### DATA ROWS
========================================================================
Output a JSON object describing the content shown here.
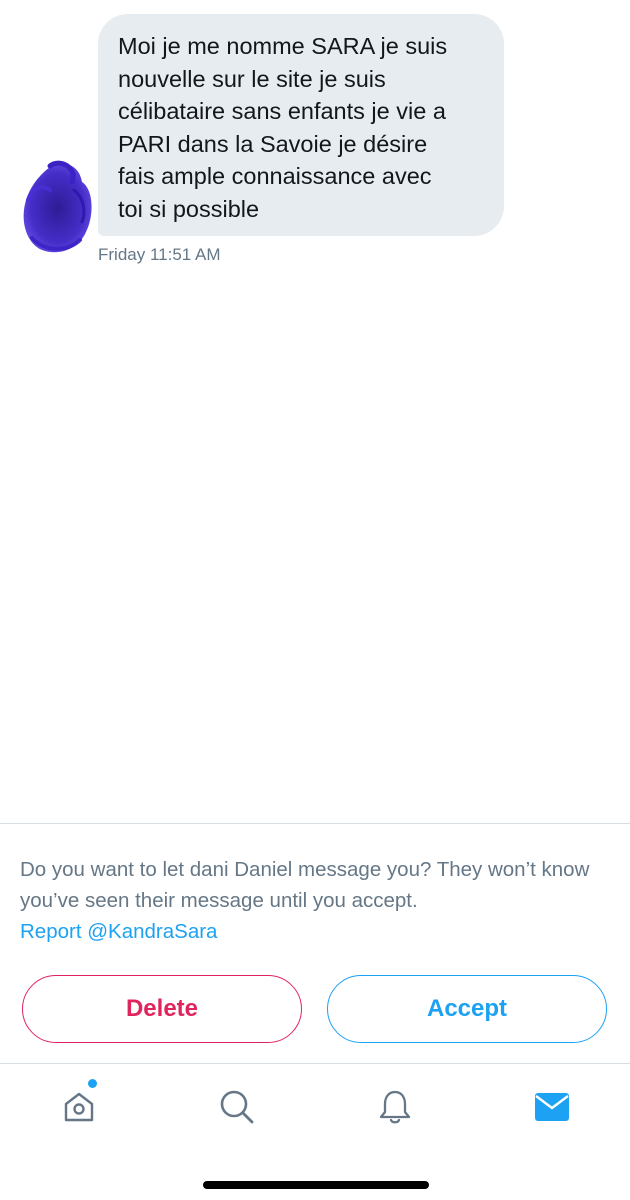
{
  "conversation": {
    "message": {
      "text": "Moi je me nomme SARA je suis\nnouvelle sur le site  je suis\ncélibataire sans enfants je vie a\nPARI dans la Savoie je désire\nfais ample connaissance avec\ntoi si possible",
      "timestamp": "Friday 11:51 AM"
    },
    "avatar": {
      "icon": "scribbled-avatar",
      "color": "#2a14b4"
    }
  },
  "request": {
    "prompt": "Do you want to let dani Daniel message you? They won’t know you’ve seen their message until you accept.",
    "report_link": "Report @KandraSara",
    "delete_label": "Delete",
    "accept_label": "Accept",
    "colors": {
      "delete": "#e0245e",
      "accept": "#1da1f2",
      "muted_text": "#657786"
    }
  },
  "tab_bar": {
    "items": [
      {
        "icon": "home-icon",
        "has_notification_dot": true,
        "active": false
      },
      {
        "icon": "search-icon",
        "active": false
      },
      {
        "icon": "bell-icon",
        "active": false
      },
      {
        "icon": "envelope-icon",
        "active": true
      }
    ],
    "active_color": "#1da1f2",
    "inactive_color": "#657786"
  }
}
========================================================================
### SET TASK
Find all lines with "true" in them and copy each one.

### THE ANSWER
        "has_notification_dot": true,
        "active": true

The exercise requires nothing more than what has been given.